**Record list**

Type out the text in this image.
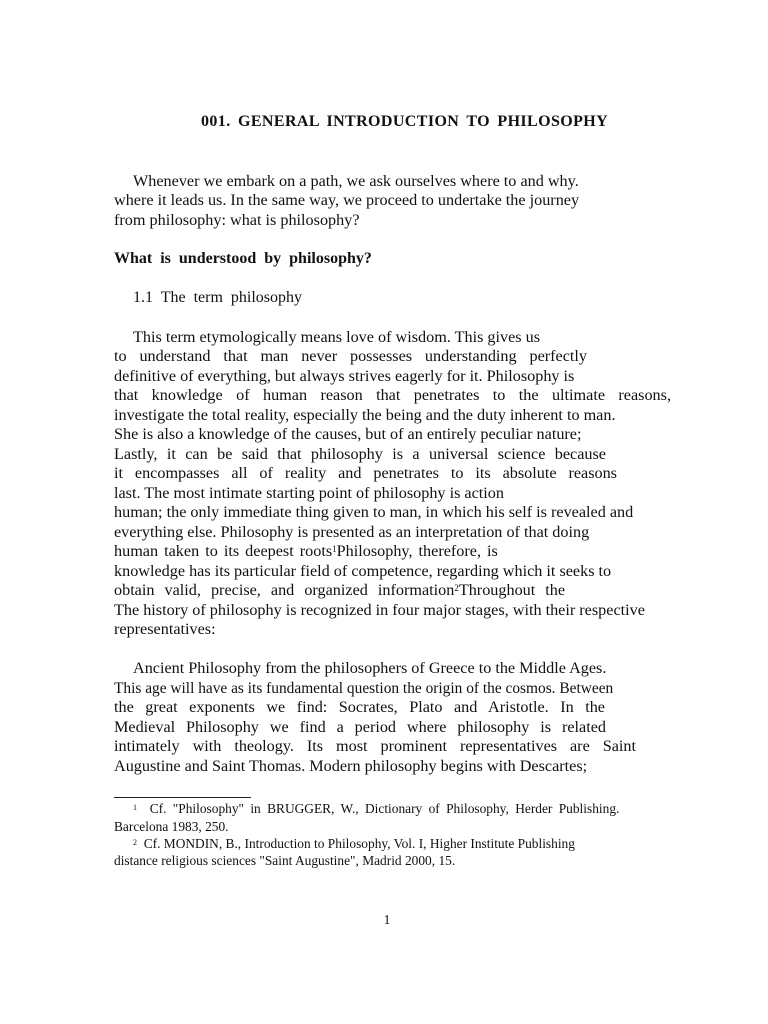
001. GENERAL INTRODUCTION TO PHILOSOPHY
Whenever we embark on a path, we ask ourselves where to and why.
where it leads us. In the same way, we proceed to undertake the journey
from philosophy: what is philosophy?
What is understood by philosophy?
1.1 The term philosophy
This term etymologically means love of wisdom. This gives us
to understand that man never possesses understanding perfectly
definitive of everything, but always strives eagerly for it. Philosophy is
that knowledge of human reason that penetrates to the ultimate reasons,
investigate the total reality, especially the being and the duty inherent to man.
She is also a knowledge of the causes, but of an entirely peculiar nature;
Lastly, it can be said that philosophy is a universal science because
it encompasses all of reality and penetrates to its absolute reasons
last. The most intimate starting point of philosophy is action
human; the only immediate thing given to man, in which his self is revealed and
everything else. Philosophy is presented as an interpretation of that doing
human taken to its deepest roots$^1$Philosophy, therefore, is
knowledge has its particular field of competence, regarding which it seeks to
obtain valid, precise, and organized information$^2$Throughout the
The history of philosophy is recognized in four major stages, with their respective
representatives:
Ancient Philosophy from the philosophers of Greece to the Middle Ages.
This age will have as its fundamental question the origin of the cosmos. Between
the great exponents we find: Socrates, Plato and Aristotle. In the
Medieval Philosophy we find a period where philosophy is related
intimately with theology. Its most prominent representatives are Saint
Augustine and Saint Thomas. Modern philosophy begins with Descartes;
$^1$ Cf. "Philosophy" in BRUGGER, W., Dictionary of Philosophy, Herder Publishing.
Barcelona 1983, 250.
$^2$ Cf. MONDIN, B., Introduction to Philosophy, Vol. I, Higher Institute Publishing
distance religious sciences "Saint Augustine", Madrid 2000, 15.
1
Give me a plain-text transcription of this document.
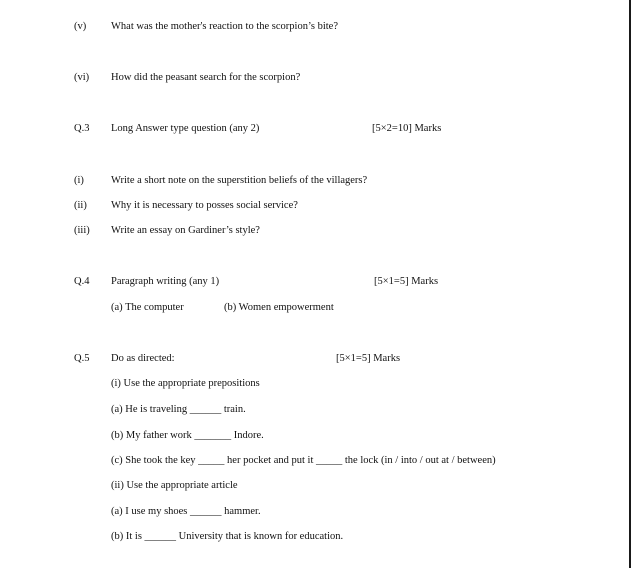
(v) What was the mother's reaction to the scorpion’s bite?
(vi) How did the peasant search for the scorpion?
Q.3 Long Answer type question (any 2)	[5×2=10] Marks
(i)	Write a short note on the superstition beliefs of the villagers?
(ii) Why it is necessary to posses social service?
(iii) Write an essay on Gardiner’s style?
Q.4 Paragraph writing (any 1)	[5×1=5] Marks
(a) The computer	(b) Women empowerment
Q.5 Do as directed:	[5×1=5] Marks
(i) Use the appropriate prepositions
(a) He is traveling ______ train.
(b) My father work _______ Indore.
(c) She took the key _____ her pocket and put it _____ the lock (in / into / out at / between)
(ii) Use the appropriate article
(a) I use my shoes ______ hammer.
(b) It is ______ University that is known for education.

**Exercise brief**
Tally the lines holding the string "Saint" and give only the count.

**Result of this exercise**
3